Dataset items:
[Begin]
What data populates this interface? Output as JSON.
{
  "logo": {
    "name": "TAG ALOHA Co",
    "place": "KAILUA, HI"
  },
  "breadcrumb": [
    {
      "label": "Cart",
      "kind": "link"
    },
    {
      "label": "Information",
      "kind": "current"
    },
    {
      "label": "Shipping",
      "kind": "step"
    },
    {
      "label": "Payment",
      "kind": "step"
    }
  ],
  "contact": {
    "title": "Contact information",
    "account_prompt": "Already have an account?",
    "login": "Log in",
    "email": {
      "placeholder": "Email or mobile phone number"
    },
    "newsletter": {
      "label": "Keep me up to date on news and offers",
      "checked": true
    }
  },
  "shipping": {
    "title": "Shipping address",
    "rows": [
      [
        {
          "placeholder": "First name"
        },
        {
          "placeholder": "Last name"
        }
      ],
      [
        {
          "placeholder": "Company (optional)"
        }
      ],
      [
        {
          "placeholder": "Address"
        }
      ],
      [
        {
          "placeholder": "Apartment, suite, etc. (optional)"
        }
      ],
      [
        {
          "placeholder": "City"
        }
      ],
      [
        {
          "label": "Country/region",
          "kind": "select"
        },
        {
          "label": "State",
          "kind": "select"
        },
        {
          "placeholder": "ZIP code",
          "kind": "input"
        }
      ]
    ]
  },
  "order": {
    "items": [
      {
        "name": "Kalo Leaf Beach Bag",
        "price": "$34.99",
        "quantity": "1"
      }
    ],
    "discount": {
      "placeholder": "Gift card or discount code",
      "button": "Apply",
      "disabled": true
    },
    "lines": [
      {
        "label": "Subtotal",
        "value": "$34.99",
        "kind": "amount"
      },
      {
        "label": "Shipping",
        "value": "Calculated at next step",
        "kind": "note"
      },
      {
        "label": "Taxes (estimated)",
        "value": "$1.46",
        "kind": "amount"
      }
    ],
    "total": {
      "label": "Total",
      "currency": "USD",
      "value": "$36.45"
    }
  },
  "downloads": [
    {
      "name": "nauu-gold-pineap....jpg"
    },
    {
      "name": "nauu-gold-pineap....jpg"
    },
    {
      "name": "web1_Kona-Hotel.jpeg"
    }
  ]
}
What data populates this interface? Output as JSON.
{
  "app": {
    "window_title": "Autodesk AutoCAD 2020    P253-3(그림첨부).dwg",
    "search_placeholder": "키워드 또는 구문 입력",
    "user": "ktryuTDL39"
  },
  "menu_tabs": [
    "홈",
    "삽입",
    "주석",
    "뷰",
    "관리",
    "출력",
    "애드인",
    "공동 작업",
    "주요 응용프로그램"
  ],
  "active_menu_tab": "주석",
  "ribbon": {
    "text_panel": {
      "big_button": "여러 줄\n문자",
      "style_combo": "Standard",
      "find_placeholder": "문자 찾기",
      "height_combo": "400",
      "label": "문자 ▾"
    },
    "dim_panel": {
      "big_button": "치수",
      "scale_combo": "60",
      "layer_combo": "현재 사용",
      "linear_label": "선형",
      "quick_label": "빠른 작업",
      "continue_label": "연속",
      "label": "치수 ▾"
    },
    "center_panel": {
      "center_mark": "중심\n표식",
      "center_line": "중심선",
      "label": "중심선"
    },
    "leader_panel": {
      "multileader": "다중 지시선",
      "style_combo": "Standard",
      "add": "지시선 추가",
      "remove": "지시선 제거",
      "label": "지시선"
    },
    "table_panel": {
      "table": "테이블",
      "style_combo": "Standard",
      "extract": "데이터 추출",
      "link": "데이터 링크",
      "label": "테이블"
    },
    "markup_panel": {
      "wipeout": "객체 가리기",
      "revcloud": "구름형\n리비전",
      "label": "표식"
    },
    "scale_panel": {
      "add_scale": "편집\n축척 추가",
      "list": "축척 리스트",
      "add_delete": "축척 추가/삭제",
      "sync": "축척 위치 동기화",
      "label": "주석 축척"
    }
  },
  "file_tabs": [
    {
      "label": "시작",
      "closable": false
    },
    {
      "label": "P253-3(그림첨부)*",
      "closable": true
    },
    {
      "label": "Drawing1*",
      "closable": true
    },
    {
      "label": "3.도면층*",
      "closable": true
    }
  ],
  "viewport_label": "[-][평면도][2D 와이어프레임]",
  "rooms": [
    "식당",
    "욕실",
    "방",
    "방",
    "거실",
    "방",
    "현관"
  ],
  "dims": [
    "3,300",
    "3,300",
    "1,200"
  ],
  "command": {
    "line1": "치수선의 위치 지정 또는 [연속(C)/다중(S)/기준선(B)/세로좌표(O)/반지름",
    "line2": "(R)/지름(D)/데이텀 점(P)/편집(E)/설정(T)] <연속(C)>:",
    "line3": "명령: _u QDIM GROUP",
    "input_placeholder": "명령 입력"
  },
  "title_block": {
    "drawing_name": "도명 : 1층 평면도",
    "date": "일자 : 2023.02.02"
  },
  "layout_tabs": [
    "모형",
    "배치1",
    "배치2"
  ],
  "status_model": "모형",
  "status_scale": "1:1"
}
[End]
[Work required]: Make an exact copy of every line in the data.

[Complete response]:
What data populates this interface? Output as JSON.
{
  "logo": {
    "name": "TAG ALOHA Co",
    "place": "KAILUA, HI"
  },
  "breadcrumb": [
    {
      "label": "Cart",
      "kind": "link"
    },
    {
      "label": "Information",
      "kind": "current"
    },
    {
      "label": "Shipping",
      "kind": "step"
    },
    {
      "label": "Payment",
      "kind": "step"
    }
  ],
  "contact": {
    "title": "Contact information",
    "account_prompt": "Already have an account?",
    "login": "Log in",
    "email": {
      "placeholder": "Email or mobile phone number"
    },
    "newsletter": {
      "label": "Keep me up to date on news and offers",
      "checked": true
    }
  },
  "shipping": {
    "title": "Shipping address",
    "rows": [
      [
        {
          "placeholder": "First name"
        },
        {
          "placeholder": "Last name"
        }
      ],
      [
        {
          "placeholder": "Company (optional)"
        }
      ],
      [
        {
          "placeholder": "Address"
        }
      ],
      [
        {
          "placeholder": "Apartment, suite, etc. (optional)"
        }
      ],
      [
        {
          "placeholder": "City"
        }
      ],
      [
        {
          "label": "Country/region",
          "kind": "select"
        },
        {
          "label": "State",
          "kind": "select"
        },
        {
          "placeholder": "ZIP code",
          "kind": "input"
        }
      ]
    ]
  },
  "order": {
    "items": [
      {
        "name": "Kalo Leaf Beach Bag",
        "price": "$34.99",
        "quantity": "1"
      }
    ],
    "discount": {
      "placeholder": "Gift card or discount code",
      "button": "Apply",
      "disabled": true
    },
    "lines": [
      {
        "label": "Subtotal",
        "value": "$34.99",
        "kind": "amount"
      },
      {
        "label": "Shipping",
        "value": "Calculated at next step",
        "kind": "note"
      },
      {
        "label": "Taxes (estimated)",
        "value": "$1.46",
        "kind": "amount"
      }
    ],
    "total": {
      "label": "Total",
      "currency": "USD",
      "value": "$36.45"
    }
  },
  "downloads": [
    {
      "name": "nauu-gold-pineap....jpg"
    },
    {
      "name": "nauu-gold-pineap....jpg"
    },
    {
      "name": "web1_Kona-Hotel.jpeg"
    }
  ]
}
What data populates this interface? Output as JSON.
{
  "app": {
    "window_title": "Autodesk AutoCAD 2020    P253-3(그림첨부).dwg",
    "search_placeholder": "키워드 또는 구문 입력",
    "user": "ktryuTDL39"
  },
  "menu_tabs": [
    "홈",
    "삽입",
    "주석",
    "뷰",
    "관리",
    "출력",
    "애드인",
    "공동 작업",
    "주요 응용프로그램"
  ],
  "active_menu_tab": "주석",
  "ribbon": {
    "text_panel": {
      "big_button": "여러 줄\n문자",
      "style_combo": "Standard",
      "find_placeholder": "문자 찾기",
      "height_combo": "400",
      "label": "문자 ▾"
    },
    "dim_panel": {
      "big_button": "치수",
      "scale_combo": "60",
      "layer_combo": "현재 사용",
      "linear_label": "선형",
      "quick_label": "빠른 작업",
      "continue_label": "연속",
      "label": "치수 ▾"
    },
    "center_panel": {
      "center_mark": "중심\n표식",
      "center_line": "중심선",
      "label": "중심선"
    },
    "leader_panel": {
      "multileader": "다중 지시선",
      "style_combo": "Standard",
      "add": "지시선 추가",
      "remove": "지시선 제거",
      "label": "지시선"
    },
    "table_panel": {
      "table": "테이블",
      "style_combo": "Standard",
      "extract": "데이터 추출",
      "link": "데이터 링크",
      "label": "테이블"
    },
    "markup_panel": {
      "wipeout": "객체 가리기",
      "revcloud": "구름형\n리비전",
      "label": "표식"
    },
    "scale_panel": {
      "add_scale": "편집\n축척 추가",
      "list": "축척 리스트",
      "add_delete": "축척 추가/삭제",
      "sync": "축척 위치 동기화",
      "label": "주석 축척"
    }
  },
  "file_tabs": [
    {
      "label": "시작",
      "closable": false
    },
    {
      "label": "P253-3(그림첨부)*",
      "closable": true
    },
    {
      "label": "Drawing1*",
      "closable": true
    },
    {
      "label": "3.도면층*",
      "closable": true
    }
  ],
  "viewport_label": "[-][평면도][2D 와이어프레임]",
  "rooms": [
    "식당",
    "욕실",
    "방",
    "방",
    "거실",
    "방",
    "현관"
  ],
  "dims": [
    "3,300",
    "3,300",
    "1,200"
  ],
  "command": {
    "line1": "치수선의 위치 지정 또는 [연속(C)/다중(S)/기준선(B)/세로좌표(O)/반지름",
    "line2": "(R)/지름(D)/데이텀 점(P)/편집(E)/설정(T)] <연속(C)>:",
    "line3": "명령: _u QDIM GROUP",
    "input_placeholder": "명령 입력"
  },
  "title_block": {
    "drawing_name": "도명 : 1층 평면도",
    "date": "일자 : 2023.02.02"
  },
  "layout_tabs": [
    "모형",
    "배치1",
    "배치2"
  ],
  "status_model": "모형",
  "status_scale": "1:1"
}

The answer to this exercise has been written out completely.